→ **Extracted information**:

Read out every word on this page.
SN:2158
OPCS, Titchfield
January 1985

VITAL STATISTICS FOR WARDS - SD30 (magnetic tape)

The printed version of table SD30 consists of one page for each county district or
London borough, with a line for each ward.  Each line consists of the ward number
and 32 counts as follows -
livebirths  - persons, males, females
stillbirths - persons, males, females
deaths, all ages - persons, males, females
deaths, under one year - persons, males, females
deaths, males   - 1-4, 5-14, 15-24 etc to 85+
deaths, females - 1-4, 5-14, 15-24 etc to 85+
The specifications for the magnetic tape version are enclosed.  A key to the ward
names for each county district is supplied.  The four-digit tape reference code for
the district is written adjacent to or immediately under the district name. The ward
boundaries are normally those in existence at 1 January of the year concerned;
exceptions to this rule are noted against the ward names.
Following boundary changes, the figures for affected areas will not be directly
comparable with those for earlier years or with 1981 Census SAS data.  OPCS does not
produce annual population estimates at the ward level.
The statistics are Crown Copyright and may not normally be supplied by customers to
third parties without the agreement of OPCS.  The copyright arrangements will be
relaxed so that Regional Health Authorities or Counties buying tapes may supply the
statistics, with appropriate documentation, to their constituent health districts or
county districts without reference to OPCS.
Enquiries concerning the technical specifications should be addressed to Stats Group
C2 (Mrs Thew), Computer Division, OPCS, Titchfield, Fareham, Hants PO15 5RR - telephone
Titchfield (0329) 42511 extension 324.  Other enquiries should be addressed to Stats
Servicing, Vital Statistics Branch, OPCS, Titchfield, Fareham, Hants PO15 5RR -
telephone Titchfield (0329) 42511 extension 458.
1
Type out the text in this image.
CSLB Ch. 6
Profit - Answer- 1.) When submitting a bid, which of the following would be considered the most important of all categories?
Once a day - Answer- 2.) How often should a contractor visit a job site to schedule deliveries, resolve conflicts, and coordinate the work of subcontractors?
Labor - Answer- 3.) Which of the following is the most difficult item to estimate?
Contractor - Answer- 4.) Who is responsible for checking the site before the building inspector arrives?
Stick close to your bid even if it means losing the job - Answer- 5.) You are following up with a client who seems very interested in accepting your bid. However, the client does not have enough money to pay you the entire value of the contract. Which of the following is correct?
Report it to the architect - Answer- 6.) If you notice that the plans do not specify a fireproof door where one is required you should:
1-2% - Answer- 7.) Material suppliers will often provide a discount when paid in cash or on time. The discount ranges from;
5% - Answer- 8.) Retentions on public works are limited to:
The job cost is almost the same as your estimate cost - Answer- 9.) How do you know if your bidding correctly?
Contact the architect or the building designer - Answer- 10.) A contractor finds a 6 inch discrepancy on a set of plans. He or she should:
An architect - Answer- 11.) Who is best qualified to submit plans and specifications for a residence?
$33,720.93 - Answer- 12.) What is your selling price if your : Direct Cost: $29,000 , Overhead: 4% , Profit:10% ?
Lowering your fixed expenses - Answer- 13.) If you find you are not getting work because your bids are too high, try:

→ **What the task requires**:
Check each line above for the string "specifications", then copy the ones that have it.

→ **Complete output**:
The specifications for the magnetic tape version are enclosed.  A key to the ward
Enquiries concerning the technical specifications should be addressed to Stats Group
An architect - Answer- 11.) Who is best qualified to submit plans and specifications for a residence?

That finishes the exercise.